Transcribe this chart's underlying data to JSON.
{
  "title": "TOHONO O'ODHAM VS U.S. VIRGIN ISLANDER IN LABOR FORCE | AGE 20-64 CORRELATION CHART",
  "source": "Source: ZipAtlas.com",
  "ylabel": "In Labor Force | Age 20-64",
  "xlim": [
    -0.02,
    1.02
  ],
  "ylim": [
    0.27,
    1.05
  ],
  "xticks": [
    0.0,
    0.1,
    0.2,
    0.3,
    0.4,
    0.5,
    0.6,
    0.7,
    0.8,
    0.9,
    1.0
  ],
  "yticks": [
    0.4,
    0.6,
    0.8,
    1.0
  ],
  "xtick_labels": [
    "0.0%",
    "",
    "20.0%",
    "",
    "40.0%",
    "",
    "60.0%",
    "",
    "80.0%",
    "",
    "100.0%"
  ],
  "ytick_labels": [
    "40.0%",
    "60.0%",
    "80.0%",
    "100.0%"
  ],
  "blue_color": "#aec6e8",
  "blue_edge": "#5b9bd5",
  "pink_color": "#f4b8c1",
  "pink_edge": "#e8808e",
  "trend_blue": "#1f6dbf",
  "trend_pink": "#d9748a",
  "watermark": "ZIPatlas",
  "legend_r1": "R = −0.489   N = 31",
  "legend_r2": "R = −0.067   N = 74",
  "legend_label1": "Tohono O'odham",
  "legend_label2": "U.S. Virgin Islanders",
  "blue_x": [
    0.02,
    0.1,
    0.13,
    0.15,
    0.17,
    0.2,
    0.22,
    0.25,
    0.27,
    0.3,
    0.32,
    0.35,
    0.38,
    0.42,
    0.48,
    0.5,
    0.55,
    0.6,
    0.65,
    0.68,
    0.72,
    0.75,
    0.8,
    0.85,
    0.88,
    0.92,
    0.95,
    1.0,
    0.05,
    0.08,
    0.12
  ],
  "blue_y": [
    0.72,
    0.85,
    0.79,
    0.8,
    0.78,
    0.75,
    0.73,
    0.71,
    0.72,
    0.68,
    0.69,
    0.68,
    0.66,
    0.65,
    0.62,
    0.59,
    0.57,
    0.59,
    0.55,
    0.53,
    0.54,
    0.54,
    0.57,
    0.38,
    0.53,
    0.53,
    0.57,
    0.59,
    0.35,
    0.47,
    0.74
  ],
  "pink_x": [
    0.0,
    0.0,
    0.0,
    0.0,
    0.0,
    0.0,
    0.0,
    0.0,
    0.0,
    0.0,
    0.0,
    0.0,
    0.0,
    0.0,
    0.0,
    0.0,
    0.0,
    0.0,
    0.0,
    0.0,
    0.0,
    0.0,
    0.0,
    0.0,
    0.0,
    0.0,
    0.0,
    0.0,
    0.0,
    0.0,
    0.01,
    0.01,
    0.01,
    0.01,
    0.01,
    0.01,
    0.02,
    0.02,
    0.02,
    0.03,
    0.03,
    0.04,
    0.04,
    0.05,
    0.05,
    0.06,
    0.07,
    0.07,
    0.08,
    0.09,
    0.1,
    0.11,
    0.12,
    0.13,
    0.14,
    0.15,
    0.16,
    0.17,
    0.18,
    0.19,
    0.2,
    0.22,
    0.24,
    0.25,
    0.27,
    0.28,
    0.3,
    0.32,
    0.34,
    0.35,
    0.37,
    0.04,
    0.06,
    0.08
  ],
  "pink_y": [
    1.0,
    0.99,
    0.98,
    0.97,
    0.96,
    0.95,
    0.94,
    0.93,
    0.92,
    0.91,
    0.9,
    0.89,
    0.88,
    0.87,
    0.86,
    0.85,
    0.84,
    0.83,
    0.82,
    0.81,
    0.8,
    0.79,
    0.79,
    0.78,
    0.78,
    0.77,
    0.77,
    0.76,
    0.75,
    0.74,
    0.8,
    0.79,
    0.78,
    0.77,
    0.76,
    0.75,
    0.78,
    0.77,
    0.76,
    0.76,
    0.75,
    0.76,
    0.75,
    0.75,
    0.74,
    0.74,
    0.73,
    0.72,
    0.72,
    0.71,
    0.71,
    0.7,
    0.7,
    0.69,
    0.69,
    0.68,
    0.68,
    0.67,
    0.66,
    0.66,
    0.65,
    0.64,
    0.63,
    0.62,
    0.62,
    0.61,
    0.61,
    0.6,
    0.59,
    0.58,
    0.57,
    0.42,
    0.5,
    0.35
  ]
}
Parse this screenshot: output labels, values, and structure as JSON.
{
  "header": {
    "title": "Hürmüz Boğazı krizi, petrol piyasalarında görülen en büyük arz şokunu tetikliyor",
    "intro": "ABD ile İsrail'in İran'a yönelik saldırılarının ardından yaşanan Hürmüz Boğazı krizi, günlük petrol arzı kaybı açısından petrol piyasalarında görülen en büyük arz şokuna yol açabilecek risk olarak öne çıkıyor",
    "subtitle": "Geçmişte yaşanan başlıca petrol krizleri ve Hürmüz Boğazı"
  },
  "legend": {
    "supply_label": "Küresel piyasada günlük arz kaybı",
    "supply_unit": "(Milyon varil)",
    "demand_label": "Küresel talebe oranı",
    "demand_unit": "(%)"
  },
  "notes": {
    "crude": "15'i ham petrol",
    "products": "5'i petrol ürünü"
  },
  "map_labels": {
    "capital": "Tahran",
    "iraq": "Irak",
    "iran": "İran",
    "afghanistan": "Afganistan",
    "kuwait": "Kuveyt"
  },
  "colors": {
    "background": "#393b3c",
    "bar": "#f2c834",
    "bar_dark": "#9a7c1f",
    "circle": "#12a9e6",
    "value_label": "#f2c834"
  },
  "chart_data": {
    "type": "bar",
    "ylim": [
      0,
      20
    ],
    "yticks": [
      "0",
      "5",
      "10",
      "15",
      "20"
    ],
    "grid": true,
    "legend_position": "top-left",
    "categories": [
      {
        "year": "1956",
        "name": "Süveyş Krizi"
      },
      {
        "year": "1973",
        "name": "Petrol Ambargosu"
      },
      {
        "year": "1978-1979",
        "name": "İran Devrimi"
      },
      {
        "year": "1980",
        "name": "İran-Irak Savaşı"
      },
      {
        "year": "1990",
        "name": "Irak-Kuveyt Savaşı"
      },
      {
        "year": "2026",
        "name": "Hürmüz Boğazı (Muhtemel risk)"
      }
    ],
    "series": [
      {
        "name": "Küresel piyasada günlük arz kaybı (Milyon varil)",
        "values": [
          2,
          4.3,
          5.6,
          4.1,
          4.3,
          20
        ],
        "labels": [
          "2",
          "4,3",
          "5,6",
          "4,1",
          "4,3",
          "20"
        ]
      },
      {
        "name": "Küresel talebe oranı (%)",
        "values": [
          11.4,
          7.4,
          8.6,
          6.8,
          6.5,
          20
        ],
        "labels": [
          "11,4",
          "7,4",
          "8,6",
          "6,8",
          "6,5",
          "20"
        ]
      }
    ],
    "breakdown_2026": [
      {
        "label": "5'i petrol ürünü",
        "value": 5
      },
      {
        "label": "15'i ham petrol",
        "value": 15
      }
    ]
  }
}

Exercise requirements ▸ Transcribe every entry exactly.

Task response ▸
Transcribe this chart's underlying data to JSON.
{
  "title": "TOHONO O'ODHAM VS U.S. VIRGIN ISLANDER IN LABOR FORCE | AGE 20-64 CORRELATION CHART",
  "source": "Source: ZipAtlas.com",
  "ylabel": "In Labor Force | Age 20-64",
  "xlim": [
    -0.02,
    1.02
  ],
  "ylim": [
    0.27,
    1.05
  ],
  "xticks": [
    0.0,
    0.1,
    0.2,
    0.3,
    0.4,
    0.5,
    0.6,
    0.7,
    0.8,
    0.9,
    1.0
  ],
  "yticks": [
    0.4,
    0.6,
    0.8,
    1.0
  ],
  "xtick_labels": [
    "0.0%",
    "",
    "20.0%",
    "",
    "40.0%",
    "",
    "60.0%",
    "",
    "80.0%",
    "",
    "100.0%"
  ],
  "ytick_labels": [
    "40.0%",
    "60.0%",
    "80.0%",
    "100.0%"
  ],
  "blue_color": "#aec6e8",
  "blue_edge": "#5b9bd5",
  "pink_color": "#f4b8c1",
  "pink_edge": "#e8808e",
  "trend_blue": "#1f6dbf",
  "trend_pink": "#d9748a",
  "watermark": "ZIPatlas",
  "legend_r1": "R = −0.489   N = 31",
  "legend_r2": "R = −0.067   N = 74",
  "legend_label1": "Tohono O'odham",
  "legend_label2": "U.S. Virgin Islanders",
  "blue_x": [
    0.02,
    0.1,
    0.13,
    0.15,
    0.17,
    0.2,
    0.22,
    0.25,
    0.27,
    0.3,
    0.32,
    0.35,
    0.38,
    0.42,
    0.48,
    0.5,
    0.55,
    0.6,
    0.65,
    0.68,
    0.72,
    0.75,
    0.8,
    0.85,
    0.88,
    0.92,
    0.95,
    1.0,
    0.05,
    0.08,
    0.12
  ],
  "blue_y": [
    0.72,
    0.85,
    0.79,
    0.8,
    0.78,
    0.75,
    0.73,
    0.71,
    0.72,
    0.68,
    0.69,
    0.68,
    0.66,
    0.65,
    0.62,
    0.59,
    0.57,
    0.59,
    0.55,
    0.53,
    0.54,
    0.54,
    0.57,
    0.38,
    0.53,
    0.53,
    0.57,
    0.59,
    0.35,
    0.47,
    0.74
  ],
  "pink_x": [
    0.0,
    0.0,
    0.0,
    0.0,
    0.0,
    0.0,
    0.0,
    0.0,
    0.0,
    0.0,
    0.0,
    0.0,
    0.0,
    0.0,
    0.0,
    0.0,
    0.0,
    0.0,
    0.0,
    0.0,
    0.0,
    0.0,
    0.0,
    0.0,
    0.0,
    0.0,
    0.0,
    0.0,
    0.0,
    0.0,
    0.01,
    0.01,
    0.01,
    0.01,
    0.01,
    0.01,
    0.02,
    0.02,
    0.02,
    0.03,
    0.03,
    0.04,
    0.04,
    0.05,
    0.05,
    0.06,
    0.07,
    0.07,
    0.08,
    0.09,
    0.1,
    0.11,
    0.12,
    0.13,
    0.14,
    0.15,
    0.16,
    0.17,
    0.18,
    0.19,
    0.2,
    0.22,
    0.24,
    0.25,
    0.27,
    0.28,
    0.3,
    0.32,
    0.34,
    0.35,
    0.37,
    0.04,
    0.06,
    0.08
  ],
  "pink_y": [
    1.0,
    0.99,
    0.98,
    0.97,
    0.96,
    0.95,
    0.94,
    0.93,
    0.92,
    0.91,
    0.9,
    0.89,
    0.88,
    0.87,
    0.86,
    0.85,
    0.84,
    0.83,
    0.82,
    0.81,
    0.8,
    0.79,
    0.79,
    0.78,
    0.78,
    0.77,
    0.77,
    0.76,
    0.75,
    0.74,
    0.8,
    0.79,
    0.78,
    0.77,
    0.76,
    0.75,
    0.78,
    0.77,
    0.76,
    0.76,
    0.75,
    0.76,
    0.75,
    0.75,
    0.74,
    0.74,
    0.73,
    0.72,
    0.72,
    0.71,
    0.71,
    0.7,
    0.7,
    0.69,
    0.69,
    0.68,
    0.68,
    0.67,
    0.66,
    0.66,
    0.65,
    0.64,
    0.63,
    0.62,
    0.62,
    0.61,
    0.61,
    0.6,
    0.59,
    0.58,
    0.57,
    0.42,
    0.5,
    0.35
  ]
}
Parse this screenshot: output labels, values, and structure as JSON.
{
  "header": {
    "title": "Hürmüz Boğazı krizi, petrol piyasalarında görülen en büyük arz şokunu tetikliyor",
    "intro": "ABD ile İsrail'in İran'a yönelik saldırılarının ardından yaşanan Hürmüz Boğazı krizi, günlük petrol arzı kaybı açısından petrol piyasalarında görülen en büyük arz şokuna yol açabilecek risk olarak öne çıkıyor",
    "subtitle": "Geçmişte yaşanan başlıca petrol krizleri ve Hürmüz Boğazı"
  },
  "legend": {
    "supply_label": "Küresel piyasada günlük arz kaybı",
    "supply_unit": "(Milyon varil)",
    "demand_label": "Küresel talebe oranı",
    "demand_unit": "(%)"
  },
  "notes": {
    "crude": "15'i ham petrol",
    "products": "5'i petrol ürünü"
  },
  "map_labels": {
    "capital": "Tahran",
    "iraq": "Irak",
    "iran": "İran",
    "afghanistan": "Afganistan",
    "kuwait": "Kuveyt"
  },
  "colors": {
    "background": "#393b3c",
    "bar": "#f2c834",
    "bar_dark": "#9a7c1f",
    "circle": "#12a9e6",
    "value_label": "#f2c834"
  },
  "chart_data": {
    "type": "bar",
    "ylim": [
      0,
      20
    ],
    "yticks": [
      "0",
      "5",
      "10",
      "15",
      "20"
    ],
    "grid": true,
    "legend_position": "top-left",
    "categories": [
      {
        "year": "1956",
        "name": "Süveyş Krizi"
      },
      {
        "year": "1973",
        "name": "Petrol Ambargosu"
      },
      {
        "year": "1978-1979",
        "name": "İran Devrimi"
      },
      {
        "year": "1980",
        "name": "İran-Irak Savaşı"
      },
      {
        "year": "1990",
        "name": "Irak-Kuveyt Savaşı"
      },
      {
        "year": "2026",
        "name": "Hürmüz Boğazı (Muhtemel risk)"
      }
    ],
    "series": [
      {
        "name": "Küresel piyasada günlük arz kaybı (Milyon varil)",
        "values": [
          2,
          4.3,
          5.6,
          4.1,
          4.3,
          20
        ],
        "labels": [
          "2",
          "4,3",
          "5,6",
          "4,1",
          "4,3",
          "20"
        ]
      },
      {
        "name": "Küresel talebe oranı (%)",
        "values": [
          11.4,
          7.4,
          8.6,
          6.8,
          6.5,
          20
        ],
        "labels": [
          "11,4",
          "7,4",
          "8,6",
          "6,8",
          "6,5",
          "20"
        ]
      }
    ],
    "breakdown_2026": [
      {
        "label": "5'i petrol ürünü",
        "value": 5
      },
      {
        "label": "15'i ham petrol",
        "value": 15
      }
    ]
  }
}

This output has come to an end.